• **Aim of the task**
Every entry below needs to be printed again exactly, with its pictures left out.
Given entries section start
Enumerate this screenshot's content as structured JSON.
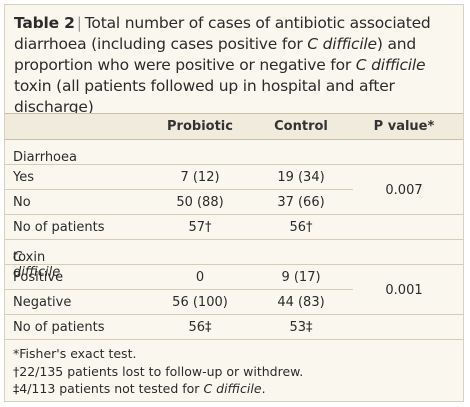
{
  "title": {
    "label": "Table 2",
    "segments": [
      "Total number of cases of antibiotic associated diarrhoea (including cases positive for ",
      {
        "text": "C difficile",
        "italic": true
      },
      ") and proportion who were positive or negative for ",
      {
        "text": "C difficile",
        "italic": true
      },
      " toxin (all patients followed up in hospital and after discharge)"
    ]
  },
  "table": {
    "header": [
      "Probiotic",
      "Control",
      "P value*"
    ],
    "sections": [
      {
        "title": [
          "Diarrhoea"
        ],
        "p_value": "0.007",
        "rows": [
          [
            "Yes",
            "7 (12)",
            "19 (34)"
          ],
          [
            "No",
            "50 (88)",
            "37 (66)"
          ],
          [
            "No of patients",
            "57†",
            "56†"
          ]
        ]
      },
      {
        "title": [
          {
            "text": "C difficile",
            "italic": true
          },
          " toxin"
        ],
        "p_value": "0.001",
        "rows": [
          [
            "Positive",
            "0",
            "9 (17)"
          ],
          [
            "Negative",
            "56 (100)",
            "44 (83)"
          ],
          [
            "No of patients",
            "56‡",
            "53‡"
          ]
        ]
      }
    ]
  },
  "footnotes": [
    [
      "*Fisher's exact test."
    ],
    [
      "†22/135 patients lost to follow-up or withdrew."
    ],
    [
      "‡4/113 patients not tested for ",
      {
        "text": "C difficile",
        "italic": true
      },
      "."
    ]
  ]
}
Given entries section end
• **Reply**
Enumerate this screenshot's content as structured JSON.
{
  "title": {
    "label": "Table 2",
    "segments": [
      "Total number of cases of antibiotic associated diarrhoea (including cases positive for ",
      {
        "text": "C difficile",
        "italic": true
      },
      ") and proportion who were positive or negative for ",
      {
        "text": "C difficile",
        "italic": true
      },
      " toxin (all patients followed up in hospital and after discharge)"
    ]
  },
  "table": {
    "header": [
      "Probiotic",
      "Control",
      "P value*"
    ],
    "sections": [
      {
        "title": [
          "Diarrhoea"
        ],
        "p_value": "0.007",
        "rows": [
          [
            "Yes",
            "7 (12)",
            "19 (34)"
          ],
          [
            "No",
            "50 (88)",
            "37 (66)"
          ],
          [
            "No of patients",
            "57†",
            "56†"
          ]
        ]
      },
      {
        "title": [
          {
            "text": "C difficile",
            "italic": true
          },
          " toxin"
        ],
        "p_value": "0.001",
        "rows": [
          [
            "Positive",
            "0",
            "9 (17)"
          ],
          [
            "Negative",
            "56 (100)",
            "44 (83)"
          ],
          [
            "No of patients",
            "56‡",
            "53‡"
          ]
        ]
      }
    ]
  },
  "footnotes": [
    [
      "*Fisher's exact test."
    ],
    [
      "†22/135 patients lost to follow-up or withdrew."
    ],
    [
      "‡4/113 patients not tested for ",
      {
        "text": "C difficile",
        "italic": true
      },
      "."
    ]
  ]
}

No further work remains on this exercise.